Given data:
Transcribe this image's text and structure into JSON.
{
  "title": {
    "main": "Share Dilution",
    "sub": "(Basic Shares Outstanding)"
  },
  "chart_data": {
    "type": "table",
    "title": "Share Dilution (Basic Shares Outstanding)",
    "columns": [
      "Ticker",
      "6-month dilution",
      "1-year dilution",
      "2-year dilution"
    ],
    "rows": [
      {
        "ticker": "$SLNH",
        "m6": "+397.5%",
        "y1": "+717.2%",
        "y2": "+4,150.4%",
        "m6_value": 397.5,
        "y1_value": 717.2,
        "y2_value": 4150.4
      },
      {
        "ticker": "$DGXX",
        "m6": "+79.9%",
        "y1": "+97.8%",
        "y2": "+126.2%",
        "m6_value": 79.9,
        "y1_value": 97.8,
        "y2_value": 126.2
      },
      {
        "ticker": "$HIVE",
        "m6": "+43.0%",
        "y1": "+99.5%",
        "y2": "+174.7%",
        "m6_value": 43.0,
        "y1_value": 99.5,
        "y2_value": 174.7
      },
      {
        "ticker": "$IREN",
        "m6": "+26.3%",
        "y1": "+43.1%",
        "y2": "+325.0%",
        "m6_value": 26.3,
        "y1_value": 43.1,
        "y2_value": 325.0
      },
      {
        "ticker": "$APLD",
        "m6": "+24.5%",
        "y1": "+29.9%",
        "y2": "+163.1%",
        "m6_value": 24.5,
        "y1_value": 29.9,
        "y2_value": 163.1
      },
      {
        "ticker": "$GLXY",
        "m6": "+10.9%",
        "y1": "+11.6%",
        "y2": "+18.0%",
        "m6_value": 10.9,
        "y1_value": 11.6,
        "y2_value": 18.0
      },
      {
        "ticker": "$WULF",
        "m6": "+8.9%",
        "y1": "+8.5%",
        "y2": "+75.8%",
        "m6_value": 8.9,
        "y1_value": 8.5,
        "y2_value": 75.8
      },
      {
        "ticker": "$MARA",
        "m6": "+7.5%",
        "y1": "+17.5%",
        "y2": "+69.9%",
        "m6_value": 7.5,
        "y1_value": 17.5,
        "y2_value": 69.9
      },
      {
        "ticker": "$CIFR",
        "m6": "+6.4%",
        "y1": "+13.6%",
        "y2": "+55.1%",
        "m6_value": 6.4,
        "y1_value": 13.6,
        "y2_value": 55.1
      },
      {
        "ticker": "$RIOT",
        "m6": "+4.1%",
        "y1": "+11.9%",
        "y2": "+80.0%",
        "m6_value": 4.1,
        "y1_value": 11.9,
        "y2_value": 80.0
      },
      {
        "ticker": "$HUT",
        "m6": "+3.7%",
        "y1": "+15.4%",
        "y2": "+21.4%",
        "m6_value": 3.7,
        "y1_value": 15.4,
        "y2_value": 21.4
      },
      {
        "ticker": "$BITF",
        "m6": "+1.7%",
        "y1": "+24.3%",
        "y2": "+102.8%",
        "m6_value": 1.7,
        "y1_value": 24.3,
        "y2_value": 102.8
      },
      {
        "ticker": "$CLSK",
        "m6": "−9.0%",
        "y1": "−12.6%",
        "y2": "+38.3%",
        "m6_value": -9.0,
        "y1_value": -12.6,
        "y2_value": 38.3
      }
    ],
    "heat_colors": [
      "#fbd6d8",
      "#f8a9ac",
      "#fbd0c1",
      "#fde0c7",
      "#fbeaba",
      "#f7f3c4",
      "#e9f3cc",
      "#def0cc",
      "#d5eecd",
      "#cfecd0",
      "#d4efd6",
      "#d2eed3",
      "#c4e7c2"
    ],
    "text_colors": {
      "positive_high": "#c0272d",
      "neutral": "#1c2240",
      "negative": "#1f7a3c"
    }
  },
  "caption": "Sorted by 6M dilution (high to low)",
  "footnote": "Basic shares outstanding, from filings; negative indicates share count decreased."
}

Task statement:
The records above are to be repeated exactly, in their entirety.

The answer:
Transcribe this image's text and structure into JSON.
{
  "title": {
    "main": "Share Dilution",
    "sub": "(Basic Shares Outstanding)"
  },
  "chart_data": {
    "type": "table",
    "title": "Share Dilution (Basic Shares Outstanding)",
    "columns": [
      "Ticker",
      "6-month dilution",
      "1-year dilution",
      "2-year dilution"
    ],
    "rows": [
      {
        "ticker": "$SLNH",
        "m6": "+397.5%",
        "y1": "+717.2%",
        "y2": "+4,150.4%",
        "m6_value": 397.5,
        "y1_value": 717.2,
        "y2_value": 4150.4
      },
      {
        "ticker": "$DGXX",
        "m6": "+79.9%",
        "y1": "+97.8%",
        "y2": "+126.2%",
        "m6_value": 79.9,
        "y1_value": 97.8,
        "y2_value": 126.2
      },
      {
        "ticker": "$HIVE",
        "m6": "+43.0%",
        "y1": "+99.5%",
        "y2": "+174.7%",
        "m6_value": 43.0,
        "y1_value": 99.5,
        "y2_value": 174.7
      },
      {
        "ticker": "$IREN",
        "m6": "+26.3%",
        "y1": "+43.1%",
        "y2": "+325.0%",
        "m6_value": 26.3,
        "y1_value": 43.1,
        "y2_value": 325.0
      },
      {
        "ticker": "$APLD",
        "m6": "+24.5%",
        "y1": "+29.9%",
        "y2": "+163.1%",
        "m6_value": 24.5,
        "y1_value": 29.9,
        "y2_value": 163.1
      },
      {
        "ticker": "$GLXY",
        "m6": "+10.9%",
        "y1": "+11.6%",
        "y2": "+18.0%",
        "m6_value": 10.9,
        "y1_value": 11.6,
        "y2_value": 18.0
      },
      {
        "ticker": "$WULF",
        "m6": "+8.9%",
        "y1": "+8.5%",
        "y2": "+75.8%",
        "m6_value": 8.9,
        "y1_value": 8.5,
        "y2_value": 75.8
      },
      {
        "ticker": "$MARA",
        "m6": "+7.5%",
        "y1": "+17.5%",
        "y2": "+69.9%",
        "m6_value": 7.5,
        "y1_value": 17.5,
        "y2_value": 69.9
      },
      {
        "ticker": "$CIFR",
        "m6": "+6.4%",
        "y1": "+13.6%",
        "y2": "+55.1%",
        "m6_value": 6.4,
        "y1_value": 13.6,
        "y2_value": 55.1
      },
      {
        "ticker": "$RIOT",
        "m6": "+4.1%",
        "y1": "+11.9%",
        "y2": "+80.0%",
        "m6_value": 4.1,
        "y1_value": 11.9,
        "y2_value": 80.0
      },
      {
        "ticker": "$HUT",
        "m6": "+3.7%",
        "y1": "+15.4%",
        "y2": "+21.4%",
        "m6_value": 3.7,
        "y1_value": 15.4,
        "y2_value": 21.4
      },
      {
        "ticker": "$BITF",
        "m6": "+1.7%",
        "y1": "+24.3%",
        "y2": "+102.8%",
        "m6_value": 1.7,
        "y1_value": 24.3,
        "y2_value": 102.8
      },
      {
        "ticker": "$CLSK",
        "m6": "−9.0%",
        "y1": "−12.6%",
        "y2": "+38.3%",
        "m6_value": -9.0,
        "y1_value": -12.6,
        "y2_value": 38.3
      }
    ],
    "heat_colors": [
      "#fbd6d8",
      "#f8a9ac",
      "#fbd0c1",
      "#fde0c7",
      "#fbeaba",
      "#f7f3c4",
      "#e9f3cc",
      "#def0cc",
      "#d5eecd",
      "#cfecd0",
      "#d4efd6",
      "#d2eed3",
      "#c4e7c2"
    ],
    "text_colors": {
      "positive_high": "#c0272d",
      "neutral": "#1c2240",
      "negative": "#1f7a3c"
    }
  },
  "caption": "Sorted by 6M dilution (high to low)",
  "footnote": "Basic shares outstanding, from filings; negative indicates share count decreased."
}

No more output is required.